(Item position entries)
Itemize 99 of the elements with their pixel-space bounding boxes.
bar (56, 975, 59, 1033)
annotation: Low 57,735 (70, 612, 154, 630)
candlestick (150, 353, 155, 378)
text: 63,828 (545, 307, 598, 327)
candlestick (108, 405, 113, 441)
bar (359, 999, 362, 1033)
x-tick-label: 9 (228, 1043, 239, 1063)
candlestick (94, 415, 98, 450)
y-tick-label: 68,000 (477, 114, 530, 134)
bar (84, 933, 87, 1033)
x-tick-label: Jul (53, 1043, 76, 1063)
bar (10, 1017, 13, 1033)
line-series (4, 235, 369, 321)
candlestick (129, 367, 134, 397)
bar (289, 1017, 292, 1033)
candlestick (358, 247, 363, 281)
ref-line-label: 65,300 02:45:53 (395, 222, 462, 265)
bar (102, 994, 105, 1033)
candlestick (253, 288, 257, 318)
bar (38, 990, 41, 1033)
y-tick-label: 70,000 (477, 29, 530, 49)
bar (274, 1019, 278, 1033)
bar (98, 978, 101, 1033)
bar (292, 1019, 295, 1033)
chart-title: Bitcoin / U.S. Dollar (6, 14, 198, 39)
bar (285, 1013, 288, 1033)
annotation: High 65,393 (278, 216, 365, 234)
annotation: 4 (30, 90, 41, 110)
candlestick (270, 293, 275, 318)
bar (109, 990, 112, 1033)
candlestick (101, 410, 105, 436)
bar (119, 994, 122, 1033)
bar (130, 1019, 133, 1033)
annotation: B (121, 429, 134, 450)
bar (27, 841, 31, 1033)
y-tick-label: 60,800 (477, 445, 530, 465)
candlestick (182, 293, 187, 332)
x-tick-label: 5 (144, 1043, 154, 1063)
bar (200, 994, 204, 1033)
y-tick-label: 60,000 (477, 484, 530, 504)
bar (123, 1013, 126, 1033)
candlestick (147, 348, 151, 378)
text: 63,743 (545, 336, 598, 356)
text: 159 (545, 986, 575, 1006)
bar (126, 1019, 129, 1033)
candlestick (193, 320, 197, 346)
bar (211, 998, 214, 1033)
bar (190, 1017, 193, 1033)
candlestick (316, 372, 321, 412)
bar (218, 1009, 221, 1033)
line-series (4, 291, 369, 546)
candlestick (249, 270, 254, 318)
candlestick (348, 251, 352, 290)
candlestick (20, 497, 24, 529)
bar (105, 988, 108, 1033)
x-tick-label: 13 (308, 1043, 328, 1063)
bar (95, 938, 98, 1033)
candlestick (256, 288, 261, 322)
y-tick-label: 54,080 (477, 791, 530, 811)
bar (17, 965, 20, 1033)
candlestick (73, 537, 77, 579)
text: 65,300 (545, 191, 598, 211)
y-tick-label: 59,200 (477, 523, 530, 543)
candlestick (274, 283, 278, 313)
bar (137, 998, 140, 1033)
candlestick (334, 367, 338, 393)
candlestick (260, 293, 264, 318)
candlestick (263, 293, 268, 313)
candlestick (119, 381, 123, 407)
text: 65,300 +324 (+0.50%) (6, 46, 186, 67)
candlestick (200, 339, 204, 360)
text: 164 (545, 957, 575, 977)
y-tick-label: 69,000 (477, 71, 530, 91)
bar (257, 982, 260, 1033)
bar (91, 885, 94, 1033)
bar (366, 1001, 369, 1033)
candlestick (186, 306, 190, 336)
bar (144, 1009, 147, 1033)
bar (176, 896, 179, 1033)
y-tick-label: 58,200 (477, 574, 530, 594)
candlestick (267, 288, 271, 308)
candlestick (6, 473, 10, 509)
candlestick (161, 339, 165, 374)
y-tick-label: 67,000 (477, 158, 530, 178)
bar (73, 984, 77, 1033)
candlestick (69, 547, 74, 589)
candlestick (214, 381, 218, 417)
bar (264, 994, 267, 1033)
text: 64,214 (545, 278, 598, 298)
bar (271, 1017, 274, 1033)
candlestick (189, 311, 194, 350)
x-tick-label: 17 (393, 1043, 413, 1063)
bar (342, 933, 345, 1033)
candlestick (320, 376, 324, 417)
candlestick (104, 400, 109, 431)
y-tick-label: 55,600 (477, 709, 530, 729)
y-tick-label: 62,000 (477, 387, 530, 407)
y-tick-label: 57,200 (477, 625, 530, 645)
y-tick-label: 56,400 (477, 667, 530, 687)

> [AIM OF THE TASK] Reproduce the entries word for word, from the first line down through the line containing "bar (38, 990, 41, 1033)", including both of those lines.

> [THE ANSWER]
Itemize 99 of the elements with their pixel-space bounding boxes.
bar (56, 975, 59, 1033)
annotation: Low 57,735 (70, 612, 154, 630)
candlestick (150, 353, 155, 378)
text: 63,828 (545, 307, 598, 327)
candlestick (108, 405, 113, 441)
bar (359, 999, 362, 1033)
x-tick-label: 9 (228, 1043, 239, 1063)
candlestick (94, 415, 98, 450)
y-tick-label: 68,000 (477, 114, 530, 134)
bar (84, 933, 87, 1033)
x-tick-label: Jul (53, 1043, 76, 1063)
bar (10, 1017, 13, 1033)
line-series (4, 235, 369, 321)
candlestick (129, 367, 134, 397)
bar (289, 1017, 292, 1033)
candlestick (358, 247, 363, 281)
ref-line-label: 65,300 02:45:53 (395, 222, 462, 265)
bar (102, 994, 105, 1033)
candlestick (253, 288, 257, 318)
bar (38, 990, 41, 1033)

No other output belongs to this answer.